== Task data ==

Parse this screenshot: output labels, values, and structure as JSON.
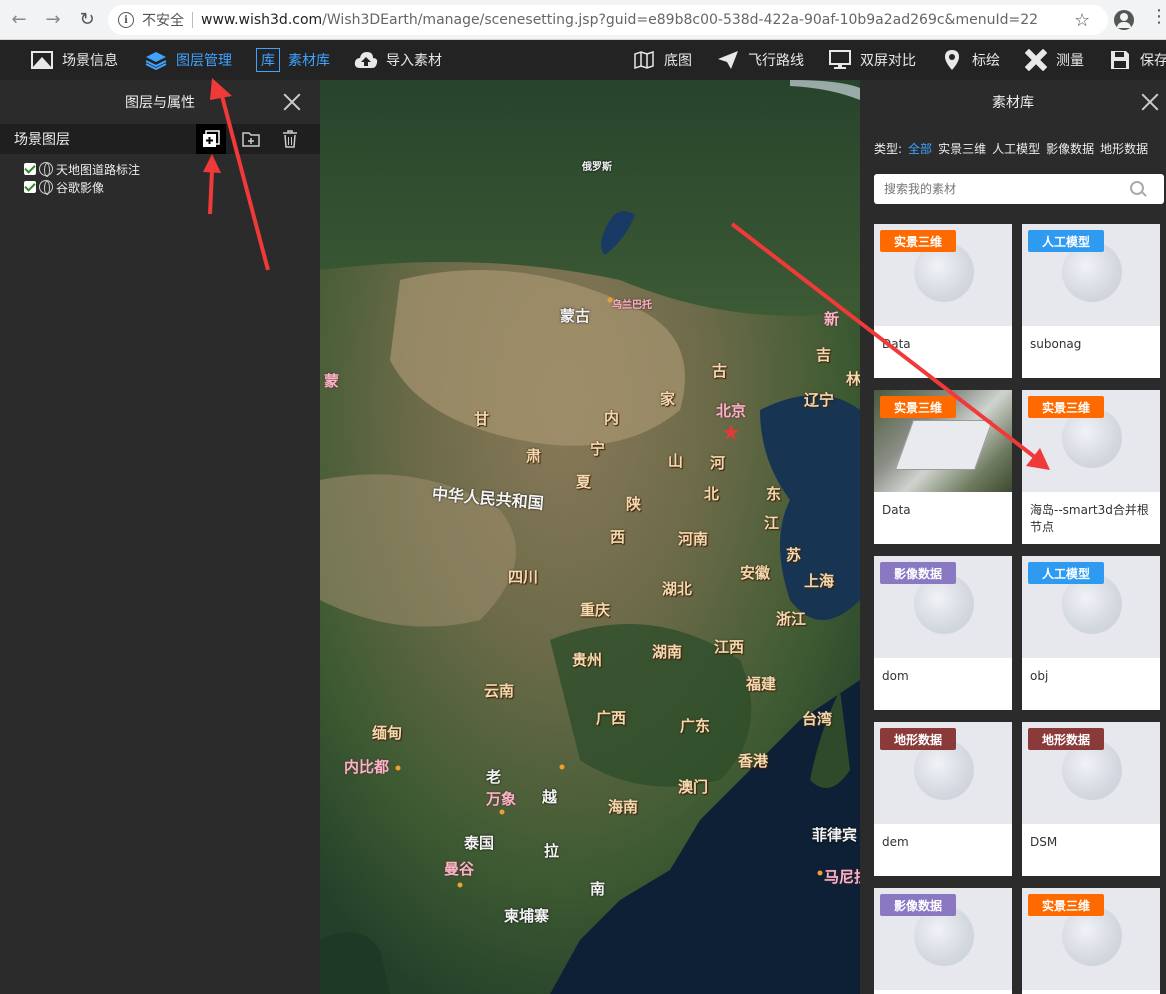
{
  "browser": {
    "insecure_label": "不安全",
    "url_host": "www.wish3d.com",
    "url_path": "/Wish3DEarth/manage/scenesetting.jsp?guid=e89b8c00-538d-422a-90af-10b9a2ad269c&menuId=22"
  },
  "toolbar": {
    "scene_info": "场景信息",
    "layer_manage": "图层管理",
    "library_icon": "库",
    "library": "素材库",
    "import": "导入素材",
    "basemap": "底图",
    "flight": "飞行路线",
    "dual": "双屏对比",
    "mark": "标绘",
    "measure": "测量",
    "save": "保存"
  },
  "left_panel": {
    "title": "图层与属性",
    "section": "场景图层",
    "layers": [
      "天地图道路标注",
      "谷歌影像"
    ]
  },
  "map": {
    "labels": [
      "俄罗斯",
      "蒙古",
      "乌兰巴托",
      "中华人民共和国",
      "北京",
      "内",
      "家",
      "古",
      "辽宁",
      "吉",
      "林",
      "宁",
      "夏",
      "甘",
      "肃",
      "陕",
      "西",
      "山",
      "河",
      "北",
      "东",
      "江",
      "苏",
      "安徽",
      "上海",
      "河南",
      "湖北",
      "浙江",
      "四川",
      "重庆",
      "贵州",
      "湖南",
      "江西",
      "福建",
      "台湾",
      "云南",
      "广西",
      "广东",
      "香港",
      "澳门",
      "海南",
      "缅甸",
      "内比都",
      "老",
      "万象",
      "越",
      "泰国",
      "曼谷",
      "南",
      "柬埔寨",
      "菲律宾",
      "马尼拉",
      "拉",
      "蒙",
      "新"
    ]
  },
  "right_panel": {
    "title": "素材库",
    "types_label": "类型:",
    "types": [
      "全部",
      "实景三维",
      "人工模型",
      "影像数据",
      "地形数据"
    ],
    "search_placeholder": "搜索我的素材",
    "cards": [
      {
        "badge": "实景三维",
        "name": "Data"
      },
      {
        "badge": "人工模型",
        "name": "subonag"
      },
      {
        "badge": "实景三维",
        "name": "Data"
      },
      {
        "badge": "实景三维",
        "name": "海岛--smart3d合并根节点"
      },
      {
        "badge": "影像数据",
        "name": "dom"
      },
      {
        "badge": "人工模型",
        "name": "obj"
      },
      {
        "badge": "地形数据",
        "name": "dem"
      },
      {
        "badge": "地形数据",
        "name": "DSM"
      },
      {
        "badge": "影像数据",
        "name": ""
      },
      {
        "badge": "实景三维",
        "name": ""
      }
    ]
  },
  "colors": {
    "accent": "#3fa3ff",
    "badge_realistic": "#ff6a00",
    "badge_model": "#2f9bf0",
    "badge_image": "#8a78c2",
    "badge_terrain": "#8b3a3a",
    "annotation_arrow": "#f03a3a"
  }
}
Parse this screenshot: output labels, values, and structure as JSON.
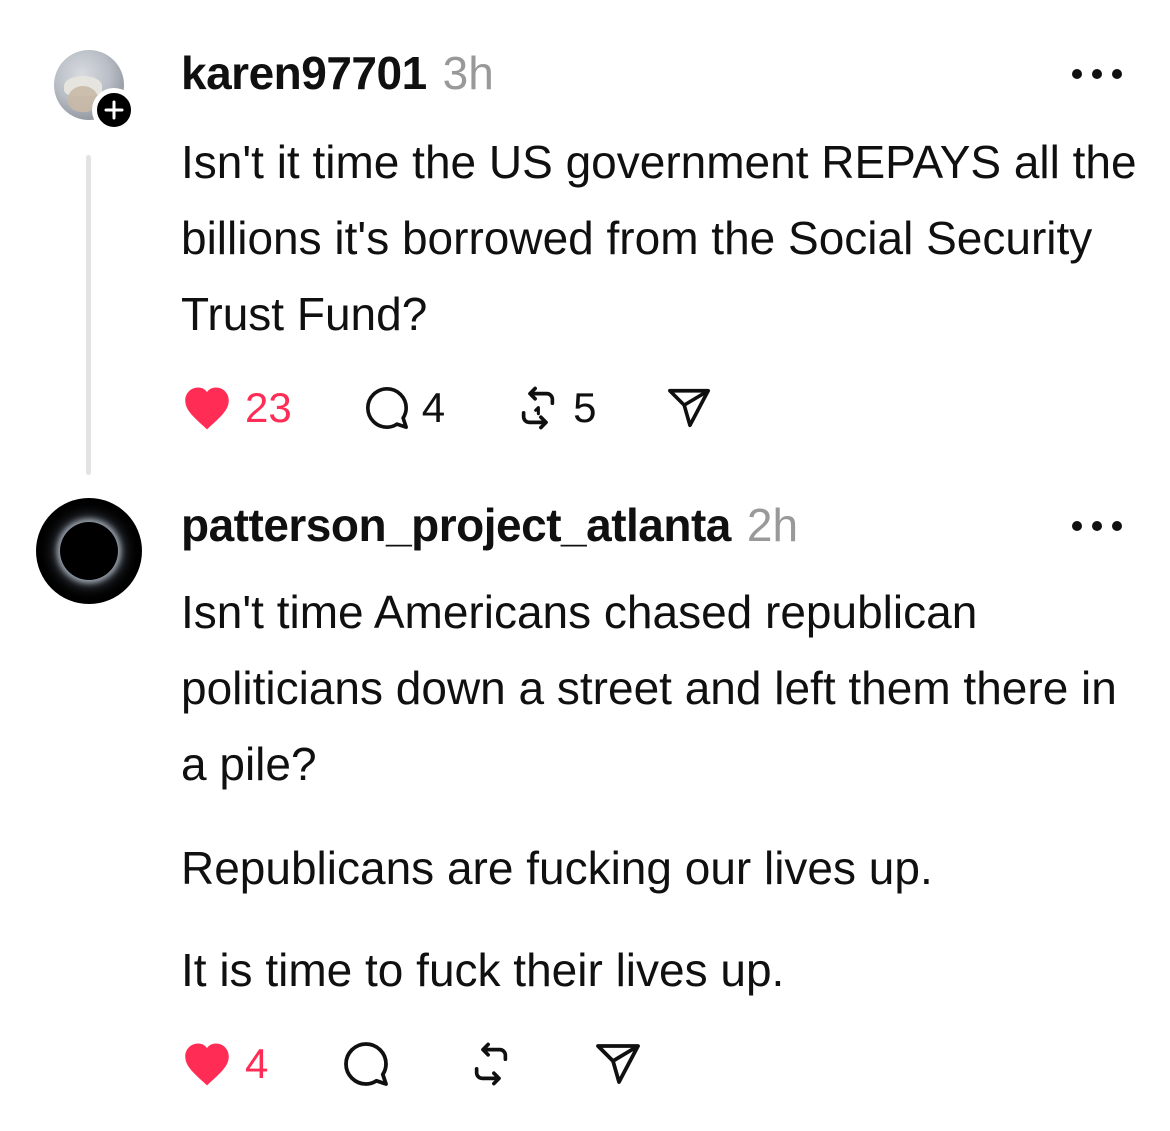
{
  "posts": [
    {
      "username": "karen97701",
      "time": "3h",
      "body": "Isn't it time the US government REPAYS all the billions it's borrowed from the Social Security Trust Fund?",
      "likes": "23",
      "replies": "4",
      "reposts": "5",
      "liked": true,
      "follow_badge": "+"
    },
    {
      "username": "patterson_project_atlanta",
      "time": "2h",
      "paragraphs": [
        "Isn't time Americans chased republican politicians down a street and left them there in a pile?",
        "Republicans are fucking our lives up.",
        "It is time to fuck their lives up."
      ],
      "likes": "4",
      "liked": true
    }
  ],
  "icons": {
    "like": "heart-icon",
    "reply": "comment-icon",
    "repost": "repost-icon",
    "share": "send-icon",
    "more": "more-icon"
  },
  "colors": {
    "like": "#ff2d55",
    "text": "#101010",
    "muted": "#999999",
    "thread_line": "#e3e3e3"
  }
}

===

## What the task asks
Every line of the data above should be quoted exactly. Omit the pictures.

## Final result
Parse this screenshot: output labels, values, and structure as JSON.
{
  "browser": {
    "insecure_label": "不安全",
    "url_host": "www.wish3d.com",
    "url_path": "/Wish3DEarth/manage/scenesetting.jsp?guid=e89b8c00-538d-422a-90af-10b9a2ad269c&menuId=22"
  },
  "toolbar": {
    "scene_info": "场景信息",
    "layer_manage": "图层管理",
    "library_icon": "库",
    "library": "素材库",
    "import": "导入素材",
    "basemap": "底图",
    "flight": "飞行路线",
    "dual": "双屏对比",
    "mark": "标绘",
    "measure": "测量",
    "save": "保存"
  },
  "left_panel": {
    "title": "图层与属性",
    "section": "场景图层",
    "layers": [
      "天地图道路标注",
      "谷歌影像"
    ]
  },
  "map": {
    "labels": [
      "俄罗斯",
      "蒙古",
      "乌兰巴托",
      "中华人民共和国",
      "北京",
      "内",
      "家",
      "古",
      "辽宁",
      "吉",
      "林",
      "宁",
      "夏",
      "甘",
      "肃",
      "陕",
      "西",
      "山",
      "河",
      "北",
      "东",
      "江",
      "苏",
      "安徽",
      "上海",
      "河南",
      "湖北",
      "浙江",
      "四川",
      "重庆",
      "贵州",
      "湖南",
      "江西",
      "福建",
      "台湾",
      "云南",
      "广西",
      "广东",
      "香港",
      "澳门",
      "海南",
      "缅甸",
      "内比都",
      "老",
      "万象",
      "越",
      "泰国",
      "曼谷",
      "南",
      "柬埔寨",
      "菲律宾",
      "马尼拉",
      "拉",
      "蒙",
      "新"
    ]
  },
  "right_panel": {
    "title": "素材库",
    "types_label": "类型:",
    "types": [
      "全部",
      "实景三维",
      "人工模型",
      "影像数据",
      "地形数据"
    ],
    "search_placeholder": "搜索我的素材",
    "cards": [
      {
        "badge": "实景三维",
        "name": "Data"
      },
      {
        "badge": "人工模型",
        "name": "subonag"
      },
      {
        "badge": "实景三维",
        "name": "Data"
      },
      {
        "badge": "实景三维",
        "name": "海岛--smart3d合并根节点"
      },
      {
        "badge": "影像数据",
        "name": "dom"
      },
      {
        "badge": "人工模型",
        "name": "obj"
      },
      {
        "badge": "地形数据",
        "name": "dem"
      },
      {
        "badge": "地形数据",
        "name": "DSM"
      },
      {
        "badge": "影像数据",
        "name": ""
      },
      {
        "badge": "实景三维",
        "name": ""
      }
    ]
  },
  "colors": {
    "accent": "#3fa3ff",
    "badge_realistic": "#ff6a00",
    "badge_model": "#2f9bf0",
    "badge_image": "#8a78c2",
    "badge_terrain": "#8b3a3a",
    "annotation_arrow": "#f03a3a"
  }
}
Parse this screenshot: output labels, values, and structure as JSON.
{
  "posts": [
    {
      "username": "karen97701",
      "time": "3h",
      "body": "Isn't it time the US government REPAYS all the billions it's borrowed from the Social Security Trust Fund?",
      "likes": "23",
      "replies": "4",
      "reposts": "5",
      "liked": true,
      "follow_badge": "+"
    },
    {
      "username": "patterson_project_atlanta",
      "time": "2h",
      "paragraphs": [
        "Isn't time Americans chased republican politicians down a street and left them there in a pile?",
        "Republicans are fucking our lives up.",
        "It is time to fuck their lives up."
      ],
      "likes": "4",
      "liked": true
    }
  ],
  "icons": {
    "like": "heart-icon",
    "reply": "comment-icon",
    "repost": "repost-icon",
    "share": "send-icon",
    "more": "more-icon"
  },
  "colors": {
    "like": "#ff2d55",
    "text": "#101010",
    "muted": "#999999",
    "thread_line": "#e3e3e3"
  }
}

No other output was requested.